**TASK BRIEF:** Copy out each line featuring the string "formula" from the entries beneath.

-- EXTRACTED MATERIAL start --

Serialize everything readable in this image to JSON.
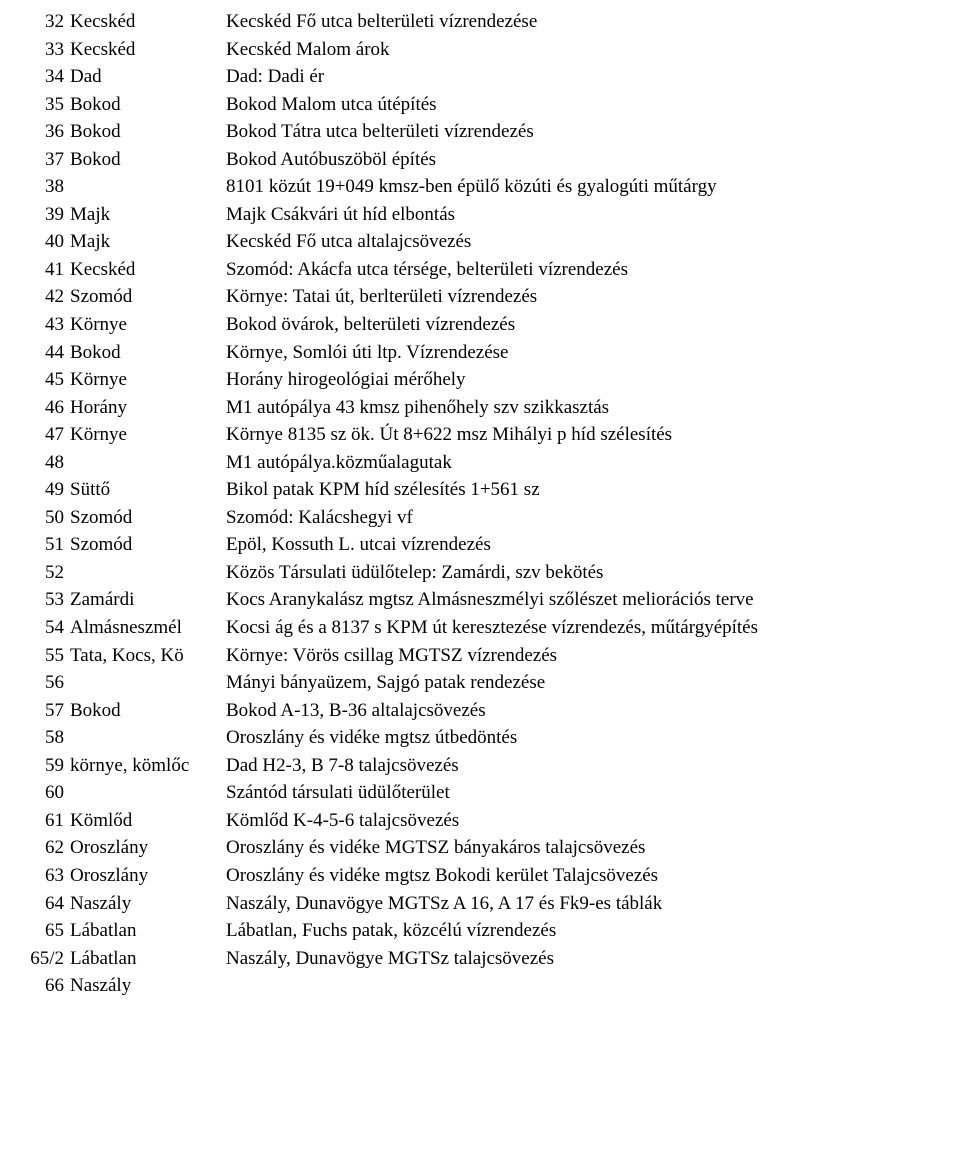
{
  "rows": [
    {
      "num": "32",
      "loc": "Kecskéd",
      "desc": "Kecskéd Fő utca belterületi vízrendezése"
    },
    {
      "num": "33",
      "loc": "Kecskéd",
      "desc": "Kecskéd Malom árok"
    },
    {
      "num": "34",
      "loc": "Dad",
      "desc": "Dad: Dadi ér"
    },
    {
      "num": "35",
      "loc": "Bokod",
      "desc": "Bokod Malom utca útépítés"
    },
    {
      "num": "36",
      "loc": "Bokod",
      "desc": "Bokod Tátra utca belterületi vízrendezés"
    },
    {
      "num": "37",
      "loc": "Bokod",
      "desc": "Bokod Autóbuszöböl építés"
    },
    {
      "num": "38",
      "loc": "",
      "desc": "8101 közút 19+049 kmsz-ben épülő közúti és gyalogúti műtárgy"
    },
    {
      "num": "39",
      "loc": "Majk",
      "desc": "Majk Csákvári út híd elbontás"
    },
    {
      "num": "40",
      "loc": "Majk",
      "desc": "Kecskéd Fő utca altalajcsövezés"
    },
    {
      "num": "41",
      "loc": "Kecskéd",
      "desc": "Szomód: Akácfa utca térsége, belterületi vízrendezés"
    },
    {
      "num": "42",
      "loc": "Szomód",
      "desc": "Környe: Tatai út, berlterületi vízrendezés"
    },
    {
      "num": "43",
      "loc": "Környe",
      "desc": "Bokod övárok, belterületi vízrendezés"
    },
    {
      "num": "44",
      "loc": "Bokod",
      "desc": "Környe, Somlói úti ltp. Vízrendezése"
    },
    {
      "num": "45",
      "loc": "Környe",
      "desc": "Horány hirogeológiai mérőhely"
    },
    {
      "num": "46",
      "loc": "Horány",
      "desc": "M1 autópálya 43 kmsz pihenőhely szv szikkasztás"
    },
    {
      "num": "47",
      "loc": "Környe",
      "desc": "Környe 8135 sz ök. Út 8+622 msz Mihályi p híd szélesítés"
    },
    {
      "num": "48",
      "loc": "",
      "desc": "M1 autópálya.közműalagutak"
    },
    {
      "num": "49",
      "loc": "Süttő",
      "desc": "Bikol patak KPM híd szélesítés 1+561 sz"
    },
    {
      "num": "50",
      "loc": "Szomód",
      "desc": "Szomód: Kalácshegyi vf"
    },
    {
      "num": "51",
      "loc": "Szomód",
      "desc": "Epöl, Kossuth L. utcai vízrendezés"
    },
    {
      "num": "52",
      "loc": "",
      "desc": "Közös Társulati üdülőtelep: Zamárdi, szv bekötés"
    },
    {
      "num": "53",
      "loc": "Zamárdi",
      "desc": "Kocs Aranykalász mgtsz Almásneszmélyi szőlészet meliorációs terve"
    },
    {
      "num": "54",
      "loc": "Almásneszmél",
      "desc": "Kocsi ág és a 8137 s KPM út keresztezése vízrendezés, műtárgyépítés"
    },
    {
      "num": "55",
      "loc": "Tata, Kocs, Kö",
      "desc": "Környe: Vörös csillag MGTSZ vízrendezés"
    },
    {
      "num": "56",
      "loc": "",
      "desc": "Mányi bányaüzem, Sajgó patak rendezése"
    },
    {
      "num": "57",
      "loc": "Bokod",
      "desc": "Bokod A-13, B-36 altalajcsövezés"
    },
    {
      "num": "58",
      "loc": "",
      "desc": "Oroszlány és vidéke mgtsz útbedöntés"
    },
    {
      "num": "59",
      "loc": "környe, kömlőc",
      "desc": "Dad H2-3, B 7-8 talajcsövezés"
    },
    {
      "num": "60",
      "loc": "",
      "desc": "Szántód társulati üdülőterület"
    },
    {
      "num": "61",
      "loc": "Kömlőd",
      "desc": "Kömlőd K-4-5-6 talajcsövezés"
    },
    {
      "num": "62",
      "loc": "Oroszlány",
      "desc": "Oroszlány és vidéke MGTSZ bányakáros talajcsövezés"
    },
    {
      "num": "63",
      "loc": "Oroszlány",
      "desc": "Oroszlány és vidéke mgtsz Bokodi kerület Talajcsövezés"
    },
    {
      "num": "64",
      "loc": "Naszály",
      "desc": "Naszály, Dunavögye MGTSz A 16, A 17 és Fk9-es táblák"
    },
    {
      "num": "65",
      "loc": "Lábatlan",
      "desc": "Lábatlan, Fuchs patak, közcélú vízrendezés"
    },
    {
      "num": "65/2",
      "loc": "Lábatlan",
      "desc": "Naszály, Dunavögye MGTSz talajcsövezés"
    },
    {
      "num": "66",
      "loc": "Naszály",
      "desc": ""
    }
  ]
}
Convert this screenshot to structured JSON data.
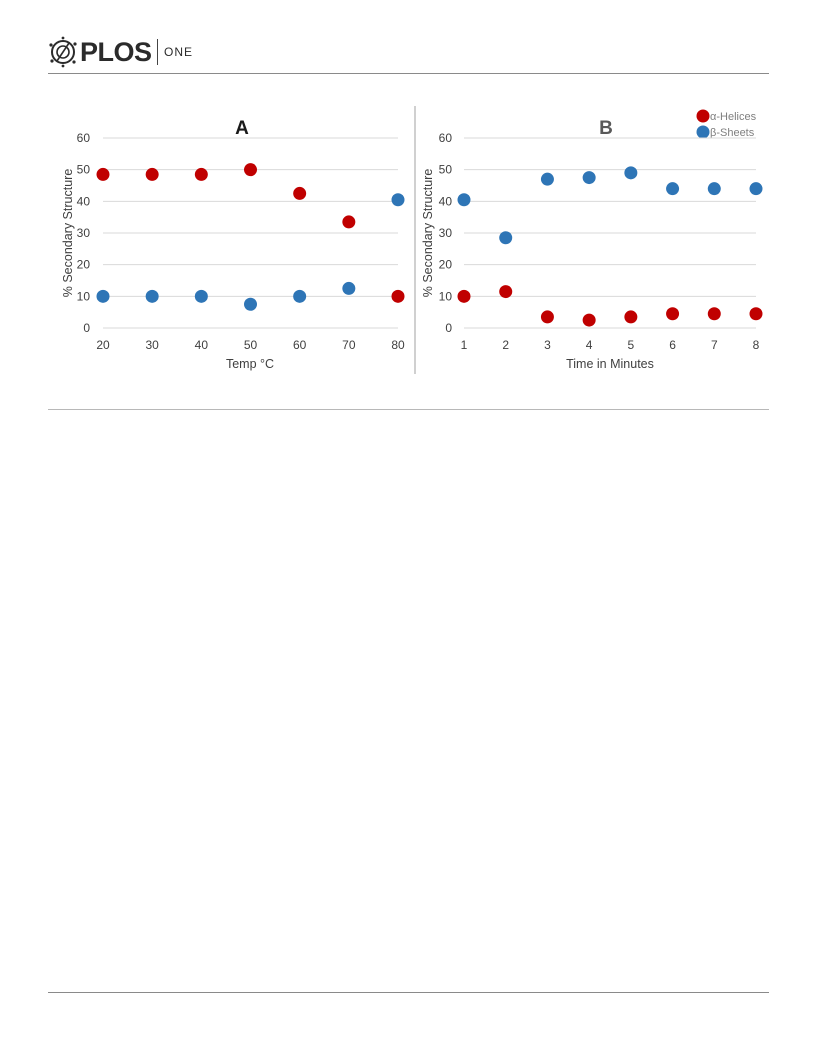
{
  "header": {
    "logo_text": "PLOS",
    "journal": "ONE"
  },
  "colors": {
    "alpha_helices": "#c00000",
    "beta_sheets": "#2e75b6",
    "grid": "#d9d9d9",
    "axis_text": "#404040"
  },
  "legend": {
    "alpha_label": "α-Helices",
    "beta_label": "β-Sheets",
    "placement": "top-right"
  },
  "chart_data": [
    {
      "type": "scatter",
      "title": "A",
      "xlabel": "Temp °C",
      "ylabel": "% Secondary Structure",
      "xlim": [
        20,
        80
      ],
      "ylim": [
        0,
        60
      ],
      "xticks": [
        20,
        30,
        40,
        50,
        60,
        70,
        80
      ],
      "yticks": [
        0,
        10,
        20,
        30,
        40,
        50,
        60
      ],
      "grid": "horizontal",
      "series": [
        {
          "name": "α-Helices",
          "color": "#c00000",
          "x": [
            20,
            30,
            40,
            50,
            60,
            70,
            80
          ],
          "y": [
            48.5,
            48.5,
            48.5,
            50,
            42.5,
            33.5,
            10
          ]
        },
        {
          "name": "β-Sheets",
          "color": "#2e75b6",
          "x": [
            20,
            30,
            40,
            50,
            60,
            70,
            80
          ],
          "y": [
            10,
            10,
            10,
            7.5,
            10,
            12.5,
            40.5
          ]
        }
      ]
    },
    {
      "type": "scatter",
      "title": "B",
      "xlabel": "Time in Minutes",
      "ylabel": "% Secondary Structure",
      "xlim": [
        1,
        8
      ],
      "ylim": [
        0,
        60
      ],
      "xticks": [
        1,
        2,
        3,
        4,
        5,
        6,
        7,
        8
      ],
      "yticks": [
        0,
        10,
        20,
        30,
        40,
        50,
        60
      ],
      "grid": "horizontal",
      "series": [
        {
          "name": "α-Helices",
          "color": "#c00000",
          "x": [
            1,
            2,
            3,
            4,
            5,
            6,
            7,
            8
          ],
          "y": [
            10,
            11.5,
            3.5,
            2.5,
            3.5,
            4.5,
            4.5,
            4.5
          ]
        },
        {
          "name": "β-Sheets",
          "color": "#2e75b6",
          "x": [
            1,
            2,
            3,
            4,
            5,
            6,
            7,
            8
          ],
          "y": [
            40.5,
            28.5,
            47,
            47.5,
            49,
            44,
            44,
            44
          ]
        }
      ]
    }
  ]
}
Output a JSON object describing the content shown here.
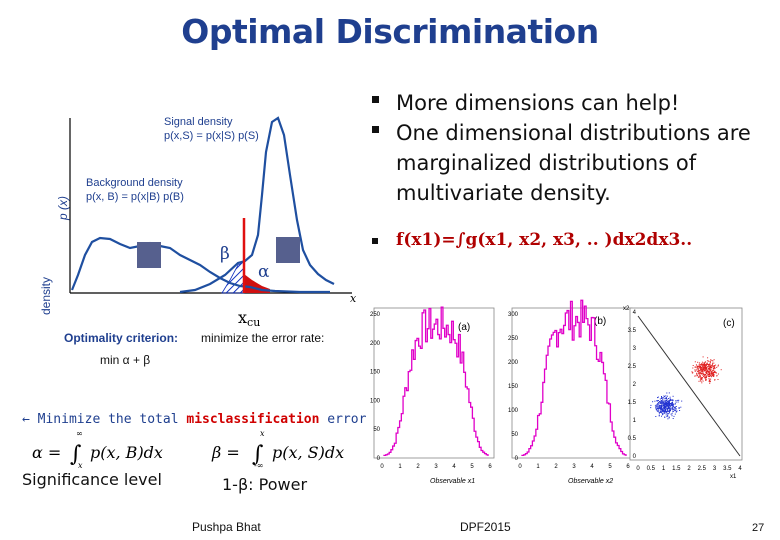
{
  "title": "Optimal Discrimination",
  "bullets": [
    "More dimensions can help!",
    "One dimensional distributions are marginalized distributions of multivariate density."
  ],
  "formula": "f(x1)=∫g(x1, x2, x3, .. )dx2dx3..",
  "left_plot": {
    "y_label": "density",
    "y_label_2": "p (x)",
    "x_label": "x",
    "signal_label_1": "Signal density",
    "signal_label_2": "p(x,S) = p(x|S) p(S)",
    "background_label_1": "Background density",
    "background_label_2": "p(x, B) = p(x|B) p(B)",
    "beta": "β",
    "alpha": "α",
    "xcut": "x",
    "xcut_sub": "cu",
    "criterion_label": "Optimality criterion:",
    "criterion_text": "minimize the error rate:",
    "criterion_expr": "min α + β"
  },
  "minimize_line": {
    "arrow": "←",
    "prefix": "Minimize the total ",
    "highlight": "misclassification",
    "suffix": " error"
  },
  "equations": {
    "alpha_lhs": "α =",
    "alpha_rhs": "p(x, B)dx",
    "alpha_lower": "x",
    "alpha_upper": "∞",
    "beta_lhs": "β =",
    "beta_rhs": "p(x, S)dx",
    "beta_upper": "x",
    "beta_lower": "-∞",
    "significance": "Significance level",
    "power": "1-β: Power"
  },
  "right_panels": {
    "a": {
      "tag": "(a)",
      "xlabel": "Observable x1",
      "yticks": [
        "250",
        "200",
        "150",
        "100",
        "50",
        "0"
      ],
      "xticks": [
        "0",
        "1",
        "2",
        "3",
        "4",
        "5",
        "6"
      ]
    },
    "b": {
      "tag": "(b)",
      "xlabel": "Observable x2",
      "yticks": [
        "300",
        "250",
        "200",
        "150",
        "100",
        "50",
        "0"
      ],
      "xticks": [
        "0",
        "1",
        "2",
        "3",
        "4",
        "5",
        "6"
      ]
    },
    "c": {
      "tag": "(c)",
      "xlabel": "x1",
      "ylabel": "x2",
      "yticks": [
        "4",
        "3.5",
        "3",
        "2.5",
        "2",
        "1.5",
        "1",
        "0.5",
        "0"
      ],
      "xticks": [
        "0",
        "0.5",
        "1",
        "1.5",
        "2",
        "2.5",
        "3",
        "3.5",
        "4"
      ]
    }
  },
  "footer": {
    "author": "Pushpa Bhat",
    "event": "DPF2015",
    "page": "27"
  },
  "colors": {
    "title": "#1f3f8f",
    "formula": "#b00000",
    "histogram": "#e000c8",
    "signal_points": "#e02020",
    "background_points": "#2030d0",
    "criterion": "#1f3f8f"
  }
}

-- EXTRACTED MATERIAL end --

**EXERCISE SOLUTION:**
  "formula": "f(x1)=∫g(x1, x2, x3, .. )dx2dx3..",
    "formula": "#b00000",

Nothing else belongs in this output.